Problem to work on →
Locate each line in the records containing "about". Copy it.

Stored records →
=======

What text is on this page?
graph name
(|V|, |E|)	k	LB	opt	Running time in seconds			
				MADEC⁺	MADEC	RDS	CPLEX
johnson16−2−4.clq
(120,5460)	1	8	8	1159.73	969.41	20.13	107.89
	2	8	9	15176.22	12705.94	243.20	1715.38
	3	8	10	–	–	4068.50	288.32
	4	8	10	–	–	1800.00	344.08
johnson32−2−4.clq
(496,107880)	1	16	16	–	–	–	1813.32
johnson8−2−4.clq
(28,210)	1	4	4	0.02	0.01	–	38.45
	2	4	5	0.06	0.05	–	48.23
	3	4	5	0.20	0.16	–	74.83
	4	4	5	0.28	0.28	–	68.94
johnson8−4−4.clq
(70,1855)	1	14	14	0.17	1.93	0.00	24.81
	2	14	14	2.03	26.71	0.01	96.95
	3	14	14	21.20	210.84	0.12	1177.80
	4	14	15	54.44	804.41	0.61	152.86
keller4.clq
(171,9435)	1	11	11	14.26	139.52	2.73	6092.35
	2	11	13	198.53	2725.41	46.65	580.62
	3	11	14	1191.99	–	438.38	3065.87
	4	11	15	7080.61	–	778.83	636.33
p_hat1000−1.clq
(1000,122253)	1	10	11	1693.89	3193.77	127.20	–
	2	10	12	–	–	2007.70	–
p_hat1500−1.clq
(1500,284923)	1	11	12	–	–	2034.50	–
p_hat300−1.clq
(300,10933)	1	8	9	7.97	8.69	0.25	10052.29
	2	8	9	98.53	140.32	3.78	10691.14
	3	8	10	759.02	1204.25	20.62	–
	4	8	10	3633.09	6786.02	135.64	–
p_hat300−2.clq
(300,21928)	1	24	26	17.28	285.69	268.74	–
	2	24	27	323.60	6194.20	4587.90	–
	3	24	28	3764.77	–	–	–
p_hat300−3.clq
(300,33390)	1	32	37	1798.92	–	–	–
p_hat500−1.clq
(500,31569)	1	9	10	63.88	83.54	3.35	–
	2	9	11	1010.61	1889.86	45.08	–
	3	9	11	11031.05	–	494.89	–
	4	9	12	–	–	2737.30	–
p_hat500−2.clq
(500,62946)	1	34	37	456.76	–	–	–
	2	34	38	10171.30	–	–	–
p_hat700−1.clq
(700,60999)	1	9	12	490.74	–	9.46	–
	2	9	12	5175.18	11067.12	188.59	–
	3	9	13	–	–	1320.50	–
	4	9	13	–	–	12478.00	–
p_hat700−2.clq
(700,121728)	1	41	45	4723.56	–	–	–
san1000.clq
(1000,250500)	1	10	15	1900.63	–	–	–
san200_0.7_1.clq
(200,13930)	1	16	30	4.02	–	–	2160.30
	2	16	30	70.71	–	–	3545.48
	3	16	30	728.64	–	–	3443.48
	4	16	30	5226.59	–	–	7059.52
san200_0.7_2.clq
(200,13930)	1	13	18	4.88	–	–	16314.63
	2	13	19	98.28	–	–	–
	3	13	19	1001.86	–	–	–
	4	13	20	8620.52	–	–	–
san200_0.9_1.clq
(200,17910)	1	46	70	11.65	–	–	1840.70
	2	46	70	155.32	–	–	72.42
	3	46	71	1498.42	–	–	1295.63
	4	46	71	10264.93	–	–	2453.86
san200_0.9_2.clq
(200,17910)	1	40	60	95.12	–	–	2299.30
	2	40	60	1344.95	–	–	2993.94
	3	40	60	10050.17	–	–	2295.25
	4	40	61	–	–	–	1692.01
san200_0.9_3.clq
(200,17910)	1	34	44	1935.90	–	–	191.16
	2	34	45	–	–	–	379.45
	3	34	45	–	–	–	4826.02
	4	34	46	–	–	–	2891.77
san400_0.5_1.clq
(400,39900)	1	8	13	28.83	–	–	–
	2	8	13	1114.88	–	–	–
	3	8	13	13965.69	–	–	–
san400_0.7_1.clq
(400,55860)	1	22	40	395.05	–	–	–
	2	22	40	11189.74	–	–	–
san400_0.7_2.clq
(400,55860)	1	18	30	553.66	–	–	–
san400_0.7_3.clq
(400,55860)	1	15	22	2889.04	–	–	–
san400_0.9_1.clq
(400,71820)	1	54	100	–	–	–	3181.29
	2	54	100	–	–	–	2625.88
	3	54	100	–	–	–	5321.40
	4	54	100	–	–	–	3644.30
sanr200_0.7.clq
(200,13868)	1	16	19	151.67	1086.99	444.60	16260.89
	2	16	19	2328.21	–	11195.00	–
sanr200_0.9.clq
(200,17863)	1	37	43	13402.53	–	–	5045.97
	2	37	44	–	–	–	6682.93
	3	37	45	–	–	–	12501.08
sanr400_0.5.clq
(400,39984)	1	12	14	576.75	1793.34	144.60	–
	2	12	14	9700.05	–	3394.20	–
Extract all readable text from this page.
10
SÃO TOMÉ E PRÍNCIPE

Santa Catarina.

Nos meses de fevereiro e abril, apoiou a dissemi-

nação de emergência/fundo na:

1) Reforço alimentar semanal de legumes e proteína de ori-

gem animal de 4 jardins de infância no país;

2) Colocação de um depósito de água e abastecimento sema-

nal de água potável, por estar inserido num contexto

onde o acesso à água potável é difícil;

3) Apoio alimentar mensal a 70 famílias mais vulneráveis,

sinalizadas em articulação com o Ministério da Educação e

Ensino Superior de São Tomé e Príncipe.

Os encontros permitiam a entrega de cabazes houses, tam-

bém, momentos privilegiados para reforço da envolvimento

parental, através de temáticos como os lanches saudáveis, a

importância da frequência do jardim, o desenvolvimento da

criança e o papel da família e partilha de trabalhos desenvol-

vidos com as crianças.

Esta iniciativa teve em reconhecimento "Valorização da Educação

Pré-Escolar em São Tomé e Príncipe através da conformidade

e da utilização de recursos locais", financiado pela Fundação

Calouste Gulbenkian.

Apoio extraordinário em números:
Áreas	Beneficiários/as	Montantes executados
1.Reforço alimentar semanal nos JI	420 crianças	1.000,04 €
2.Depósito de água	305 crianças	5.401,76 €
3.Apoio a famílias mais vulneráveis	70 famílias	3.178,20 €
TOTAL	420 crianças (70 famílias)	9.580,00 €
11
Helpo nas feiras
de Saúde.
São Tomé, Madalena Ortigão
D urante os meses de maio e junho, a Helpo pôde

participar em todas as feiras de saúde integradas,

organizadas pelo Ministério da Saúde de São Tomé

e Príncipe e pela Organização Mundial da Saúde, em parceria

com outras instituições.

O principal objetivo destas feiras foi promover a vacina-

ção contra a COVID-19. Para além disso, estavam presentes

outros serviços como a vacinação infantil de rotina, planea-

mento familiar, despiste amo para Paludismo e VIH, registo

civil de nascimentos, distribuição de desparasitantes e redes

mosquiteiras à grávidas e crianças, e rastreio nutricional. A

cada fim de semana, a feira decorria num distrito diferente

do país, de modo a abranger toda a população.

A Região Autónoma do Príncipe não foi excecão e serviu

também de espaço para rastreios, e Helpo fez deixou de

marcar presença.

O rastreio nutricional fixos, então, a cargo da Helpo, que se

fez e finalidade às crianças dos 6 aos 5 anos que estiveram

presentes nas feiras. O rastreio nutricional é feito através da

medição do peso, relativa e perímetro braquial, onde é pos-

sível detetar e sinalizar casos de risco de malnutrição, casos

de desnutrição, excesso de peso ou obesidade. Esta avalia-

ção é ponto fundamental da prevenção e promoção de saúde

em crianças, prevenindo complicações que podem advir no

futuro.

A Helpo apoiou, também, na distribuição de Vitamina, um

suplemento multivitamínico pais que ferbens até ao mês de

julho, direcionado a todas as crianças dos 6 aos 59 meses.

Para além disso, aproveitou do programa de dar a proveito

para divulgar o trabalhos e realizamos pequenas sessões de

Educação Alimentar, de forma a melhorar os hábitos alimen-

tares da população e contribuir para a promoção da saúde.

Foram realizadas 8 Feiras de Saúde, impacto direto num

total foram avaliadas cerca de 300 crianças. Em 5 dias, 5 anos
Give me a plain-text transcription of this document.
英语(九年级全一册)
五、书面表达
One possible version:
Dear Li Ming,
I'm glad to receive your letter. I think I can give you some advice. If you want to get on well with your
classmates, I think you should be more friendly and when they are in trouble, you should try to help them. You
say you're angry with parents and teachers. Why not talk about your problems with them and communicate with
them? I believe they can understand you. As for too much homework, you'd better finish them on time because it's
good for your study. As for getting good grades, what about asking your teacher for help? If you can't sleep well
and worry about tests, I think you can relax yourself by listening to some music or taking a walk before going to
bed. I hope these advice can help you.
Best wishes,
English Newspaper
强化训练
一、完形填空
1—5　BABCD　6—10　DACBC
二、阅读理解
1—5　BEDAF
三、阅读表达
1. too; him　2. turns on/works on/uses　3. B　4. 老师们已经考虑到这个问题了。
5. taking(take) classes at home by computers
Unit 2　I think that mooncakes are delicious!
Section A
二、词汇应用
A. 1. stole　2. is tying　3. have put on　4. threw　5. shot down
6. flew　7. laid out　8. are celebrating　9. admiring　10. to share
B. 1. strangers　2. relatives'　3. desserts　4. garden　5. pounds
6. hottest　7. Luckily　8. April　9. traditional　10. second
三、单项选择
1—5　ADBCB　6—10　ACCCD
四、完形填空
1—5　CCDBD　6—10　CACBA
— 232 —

=======

Finished task →
say you're angry with parents and teachers. Why not talk about your problems with them and communicate with
good for your study. As for getting good grades, what about asking your teacher for help? If you can't sleep well
and worry about tests, I think you can relax yourself by listening to some music or taking a walk before going to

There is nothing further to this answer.